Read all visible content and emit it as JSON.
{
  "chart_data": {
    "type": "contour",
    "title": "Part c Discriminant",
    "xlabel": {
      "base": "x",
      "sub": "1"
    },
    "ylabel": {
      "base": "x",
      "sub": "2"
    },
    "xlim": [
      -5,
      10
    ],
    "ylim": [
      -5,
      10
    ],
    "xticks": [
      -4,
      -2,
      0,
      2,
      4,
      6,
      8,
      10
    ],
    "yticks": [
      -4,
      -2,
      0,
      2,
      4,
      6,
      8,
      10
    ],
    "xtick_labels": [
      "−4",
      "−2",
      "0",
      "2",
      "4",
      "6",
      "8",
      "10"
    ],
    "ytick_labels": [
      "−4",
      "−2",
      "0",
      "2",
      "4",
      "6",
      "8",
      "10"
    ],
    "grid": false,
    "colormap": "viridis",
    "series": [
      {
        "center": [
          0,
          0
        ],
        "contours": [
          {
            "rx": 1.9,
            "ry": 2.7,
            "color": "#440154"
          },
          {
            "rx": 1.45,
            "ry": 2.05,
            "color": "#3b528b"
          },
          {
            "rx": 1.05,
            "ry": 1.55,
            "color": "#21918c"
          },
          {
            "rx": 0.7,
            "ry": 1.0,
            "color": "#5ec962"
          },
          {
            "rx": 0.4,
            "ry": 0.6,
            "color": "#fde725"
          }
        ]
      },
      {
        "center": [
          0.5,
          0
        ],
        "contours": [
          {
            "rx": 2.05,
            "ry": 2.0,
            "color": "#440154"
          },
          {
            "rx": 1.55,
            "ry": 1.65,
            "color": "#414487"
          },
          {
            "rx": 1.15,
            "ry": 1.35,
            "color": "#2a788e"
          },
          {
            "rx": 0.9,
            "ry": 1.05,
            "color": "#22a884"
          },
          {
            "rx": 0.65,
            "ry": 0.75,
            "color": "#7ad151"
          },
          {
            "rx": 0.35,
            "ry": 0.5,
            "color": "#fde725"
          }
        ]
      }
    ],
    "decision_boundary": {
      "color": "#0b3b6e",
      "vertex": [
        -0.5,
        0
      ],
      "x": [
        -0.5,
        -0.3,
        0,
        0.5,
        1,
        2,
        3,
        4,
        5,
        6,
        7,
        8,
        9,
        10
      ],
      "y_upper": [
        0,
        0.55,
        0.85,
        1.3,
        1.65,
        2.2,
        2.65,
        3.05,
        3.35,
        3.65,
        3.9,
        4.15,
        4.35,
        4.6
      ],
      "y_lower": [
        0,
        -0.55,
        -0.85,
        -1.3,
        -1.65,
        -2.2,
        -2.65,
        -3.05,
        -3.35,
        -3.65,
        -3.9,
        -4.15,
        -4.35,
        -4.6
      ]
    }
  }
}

━━━━

_Objective_.
Your task is to print all of the records exactly.

_Correct output_.
Read all visible content and emit it as JSON.
{
  "chart_data": {
    "type": "contour",
    "title": "Part c Discriminant",
    "xlabel": {
      "base": "x",
      "sub": "1"
    },
    "ylabel": {
      "base": "x",
      "sub": "2"
    },
    "xlim": [
      -5,
      10
    ],
    "ylim": [
      -5,
      10
    ],
    "xticks": [
      -4,
      -2,
      0,
      2,
      4,
      6,
      8,
      10
    ],
    "yticks": [
      -4,
      -2,
      0,
      2,
      4,
      6,
      8,
      10
    ],
    "xtick_labels": [
      "−4",
      "−2",
      "0",
      "2",
      "4",
      "6",
      "8",
      "10"
    ],
    "ytick_labels": [
      "−4",
      "−2",
      "0",
      "2",
      "4",
      "6",
      "8",
      "10"
    ],
    "grid": false,
    "colormap": "viridis",
    "series": [
      {
        "center": [
          0,
          0
        ],
        "contours": [
          {
            "rx": 1.9,
            "ry": 2.7,
            "color": "#440154"
          },
          {
            "rx": 1.45,
            "ry": 2.05,
            "color": "#3b528b"
          },
          {
            "rx": 1.05,
            "ry": 1.55,
            "color": "#21918c"
          },
          {
            "rx": 0.7,
            "ry": 1.0,
            "color": "#5ec962"
          },
          {
            "rx": 0.4,
            "ry": 0.6,
            "color": "#fde725"
          }
        ]
      },
      {
        "center": [
          0.5,
          0
        ],
        "contours": [
          {
            "rx": 2.05,
            "ry": 2.0,
            "color": "#440154"
          },
          {
            "rx": 1.55,
            "ry": 1.65,
            "color": "#414487"
          },
          {
            "rx": 1.15,
            "ry": 1.35,
            "color": "#2a788e"
          },
          {
            "rx": 0.9,
            "ry": 1.05,
            "color": "#22a884"
          },
          {
            "rx": 0.65,
            "ry": 0.75,
            "color": "#7ad151"
          },
          {
            "rx": 0.35,
            "ry": 0.5,
            "color": "#fde725"
          }
        ]
      }
    ],
    "decision_boundary": {
      "color": "#0b3b6e",
      "vertex": [
        -0.5,
        0
      ],
      "x": [
        -0.5,
        -0.3,
        0,
        0.5,
        1,
        2,
        3,
        4,
        5,
        6,
        7,
        8,
        9,
        10
      ],
      "y_upper": [
        0,
        0.55,
        0.85,
        1.3,
        1.65,
        2.2,
        2.65,
        3.05,
        3.35,
        3.65,
        3.9,
        4.15,
        4.35,
        4.6
      ],
      "y_lower": [
        0,
        -0.55,
        -0.85,
        -1.3,
        -1.65,
        -2.2,
        -2.65,
        -3.05,
        -3.35,
        -3.65,
        -3.9,
        -4.15,
        -4.35,
        -4.6
      ]
    }
  }
}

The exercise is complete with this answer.